#### WRITTEN TASK
An exact copy of all the data is required, with pictures left out.

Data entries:
-------
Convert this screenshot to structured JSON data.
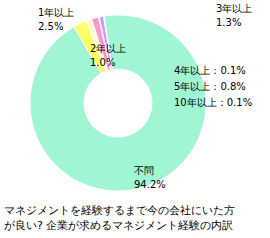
{
  "chart_data": {
    "type": "pie",
    "title": "マネジメントを経験するまで今の会社にいた方が良い? 企業が求めるマネジメント経験の内訳",
    "categories": [
      "1年以上",
      "2年以上",
      "3年以上",
      "4年以上",
      "5年以上",
      "10年以上",
      "不問"
    ],
    "values": [
      2.5,
      1.0,
      1.3,
      0.1,
      0.8,
      0.1,
      94.2
    ],
    "value_labels": [
      "2.5%",
      "1.0%",
      "1.3%",
      "：0.1%",
      "：0.8%",
      "：0.1%",
      "94.2%"
    ],
    "colors": [
      "#ffff66",
      "#ffffcc",
      "#ff99cc",
      "#ff66cc",
      "#cc99ff",
      "#ff3399",
      "#a0f5d2"
    ],
    "data_labels": true
  }
}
-------
#### FINAL ANSWER
Convert this screenshot to structured JSON data.
{
  "chart_data": {
    "type": "pie",
    "title": "マネジメントを経験するまで今の会社にいた方が良い? 企業が求めるマネジメント経験の内訳",
    "categories": [
      "1年以上",
      "2年以上",
      "3年以上",
      "4年以上",
      "5年以上",
      "10年以上",
      "不問"
    ],
    "values": [
      2.5,
      1.0,
      1.3,
      0.1,
      0.8,
      0.1,
      94.2
    ],
    "value_labels": [
      "2.5%",
      "1.0%",
      "1.3%",
      "：0.1%",
      "：0.8%",
      "：0.1%",
      "94.2%"
    ],
    "colors": [
      "#ffff66",
      "#ffffcc",
      "#ff99cc",
      "#ff66cc",
      "#cc99ff",
      "#ff3399",
      "#a0f5d2"
    ],
    "data_labels": true
  }
}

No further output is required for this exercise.